What the task requires: Quote the whole listing verbatim.

Stored records:
++++

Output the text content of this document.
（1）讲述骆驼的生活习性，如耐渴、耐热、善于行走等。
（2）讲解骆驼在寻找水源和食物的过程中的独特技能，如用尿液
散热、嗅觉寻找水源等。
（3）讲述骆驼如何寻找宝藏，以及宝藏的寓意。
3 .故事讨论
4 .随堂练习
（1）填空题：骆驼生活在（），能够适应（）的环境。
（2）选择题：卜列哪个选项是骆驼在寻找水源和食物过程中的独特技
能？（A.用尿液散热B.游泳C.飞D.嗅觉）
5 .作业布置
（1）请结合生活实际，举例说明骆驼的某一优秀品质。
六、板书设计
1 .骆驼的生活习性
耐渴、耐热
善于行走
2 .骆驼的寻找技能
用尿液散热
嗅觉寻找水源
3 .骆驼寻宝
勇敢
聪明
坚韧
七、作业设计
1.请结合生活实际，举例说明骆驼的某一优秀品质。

++++

The completed task:
Output the text content of this document.
（1）讲述骆驼的生活习性，如耐渴、耐热、善于行走等。
（2）讲解骆驼在寻找水源和食物的过程中的独特技能，如用尿液
散热、嗅觉寻找水源等。
（3）讲述骆驼如何寻找宝藏，以及宝藏的寓意。
3 .故事讨论
4 .随堂练习
（1）填空题：骆驼生活在（），能够适应（）的环境。
（2）选择题：卜列哪个选项是骆驼在寻找水源和食物过程中的独特技
能？（A.用尿液散热B.游泳C.飞D.嗅觉）
5 .作业布置
（1）请结合生活实际，举例说明骆驼的某一优秀品质。
六、板书设计
1 .骆驼的生活习性
耐渴、耐热
善于行走
2 .骆驼的寻找技能
用尿液散热
嗅觉寻找水源
3 .骆驼寻宝
勇敢
聪明
坚韧
七、作业设计
1.请结合生活实际，举例说明骆驼的某一优秀品质。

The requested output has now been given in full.